*** Dataset content

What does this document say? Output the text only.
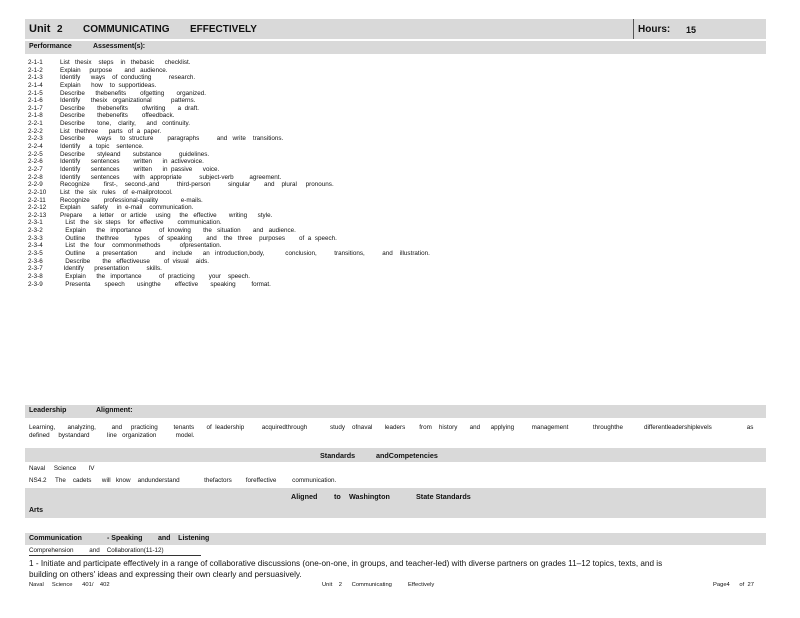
Unit 2 COMMUNICATING EFFECTIVELY	Hours: 15
Performance	Assessment(s):
2-1-1	List   thesix    steps    in   thebasic      checklist.
2-1-2	Explain     purpose       and   audience.
2-1-3	Identify      ways    of  conducting          research.
2-1-4	Explain      how    to  supportideas.
2-1-5	Describe      thebenefits        ofgetting       organized.
2-1-6	Identify      thesix   organizational           patterns.
2-1-7	Describe       thebenefits        ofwriting       a  draft.
2-1-8	Describe       thebenefits        offeedback.
2-2-1	Describe       tone,    clarity,      and   continuity.
2-2-2	List   thethree      parts   of  a  paper.
2-2-3	Describe       ways     to  structure        paragraphs          and   write    transitions.
2-2-4	Identify     a  topic    sentence.
2-2-5	Describe       styleand       substance          guidelines.
2-2-6	Identify      sentences        written      in  activevoice.
2-2-7	Identify      sentences        written      in  passive      voice.
2-2-8	Identify      sentences        with   appropriate          subject-verb         agreement.
2-2-9	Recognize        first-,    second-,and          third-person          singular        and    plural     pronouns.
2-2-10	List   the   six   rules    of  e-mailprotocol.
2-2-11	Recognize        professional-quality             e-mails.
2-2-12	Explain      safety     in  e-mail    communication.
2-2-13	Prepare      a  letter    or  article     using     the   effective       writing      style.
2-3-1	List   the   six  steps    for   effective        communication.
2-3-2	Explain      the   importance          of  knowing       the   situation       and   audience.
2-3-3	Outline      thethree         types     of  speaking        and    the   three    purposes        of  a  speech.
2-3-4	List   the   four    commonmethods           ofpresentation.
2-3-5	Outline      a  presentation          and    include      an   introduction,body,            conclusion,          transitions,          and    illustration.
2-3-6	Describe       the   effectiveuse        of  visual    aids.
2-3-7	Identify      presentation          skills.
2-3-8	Explain      the   importance          of  practicing        your    speech.
2-3-9	Presenta        speech       usingthe        effective       speaking         format.
Leadership	Alignment:
Learning,       analyzing,         and     practicing         tenants       of  leadership          acquiredthrough             study    ofnaval       leaders        from    history       and      applying          management              throughthe            differentleadershiplevels                    as
defined     bystandard          line   organization           model.
Standards	andCompetencies
Naval     Science       IV
NS4.2 The    cadets      will   know    andunderstand              thefactors        foreffective         communication.
Aligned to Washington	State Standards
Arts
Communication	- Speaking        and    Listening
Comprehension         and    Collaboration(11-12)
1 - Initiate and participate effectively in a range of collaborative discussions (one-on-one, in groups, and teacher-led) with diverse partners on grades 11–12 topics, texts, and is
building on others' ideas and expressing their own clearly and persuasively.
Naval     Science      401/    402	Unit    2      Communicating          Effectively	Page4      of  27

******

Exercise goal -> Print all of the entries word for word. Omit the pictures they contain.

Complete output ->
What does this document say? Output the text only.
Unit 2 COMMUNICATING EFFECTIVELY	Hours: 15
Performance	Assessment(s):
2-1-1	List   thesix    steps    in   thebasic      checklist.
2-1-2	Explain     purpose       and   audience.
2-1-3	Identify      ways    of  conducting          research.
2-1-4	Explain      how    to  supportideas.
2-1-5	Describe      thebenefits        ofgetting       organized.
2-1-6	Identify      thesix   organizational           patterns.
2-1-7	Describe       thebenefits        ofwriting       a  draft.
2-1-8	Describe       thebenefits        offeedback.
2-2-1	Describe       tone,    clarity,      and   continuity.
2-2-2	List   thethree      parts   of  a  paper.
2-2-3	Describe       ways     to  structure        paragraphs          and   write    transitions.
2-2-4	Identify     a  topic    sentence.
2-2-5	Describe       styleand       substance          guidelines.
2-2-6	Identify      sentences        written      in  activevoice.
2-2-7	Identify      sentences        written      in  passive      voice.
2-2-8	Identify      sentences        with   appropriate          subject-verb         agreement.
2-2-9	Recognize        first-,    second-,and          third-person          singular        and    plural     pronouns.
2-2-10	List   the   six   rules    of  e-mailprotocol.
2-2-11	Recognize        professional-quality             e-mails.
2-2-12	Explain      safety     in  e-mail    communication.
2-2-13	Prepare      a  letter    or  article     using     the   effective       writing      style.
2-3-1	List   the   six  steps    for   effective        communication.
2-3-2	Explain      the   importance          of  knowing       the   situation       and   audience.
2-3-3	Outline      thethree         types     of  speaking        and    the   three    purposes        of  a  speech.
2-3-4	List   the   four    commonmethods           ofpresentation.
2-3-5	Outline      a  presentation          and    include      an   introduction,body,            conclusion,          transitions,          and    illustration.
2-3-6	Describe       the   effectiveuse        of  visual    aids.
2-3-7	Identify      presentation          skills.
2-3-8	Explain      the   importance          of  practicing        your    speech.
2-3-9	Presenta        speech       usingthe        effective       speaking         format.
Leadership	Alignment:
Learning,       analyzing,         and     practicing         tenants       of  leadership          acquiredthrough             study    ofnaval       leaders        from    history       and      applying          management              throughthe            differentleadershiplevels                    as
defined     bystandard          line   organization           model.
Standards	andCompetencies
Naval     Science       IV
NS4.2 The    cadets      will   know    andunderstand              thefactors        foreffective         communication.
Aligned to Washington	State Standards
Arts
Communication	- Speaking        and    Listening
Comprehension         and    Collaboration(11-12)
1 - Initiate and participate effectively in a range of collaborative discussions (one-on-one, in groups, and teacher-led) with diverse partners on grades 11–12 topics, texts, and is
building on others' ideas and expressing their own clearly and persuasively.
Naval     Science      401/    402	Unit    2      Communicating          Effectively	Page4      of  27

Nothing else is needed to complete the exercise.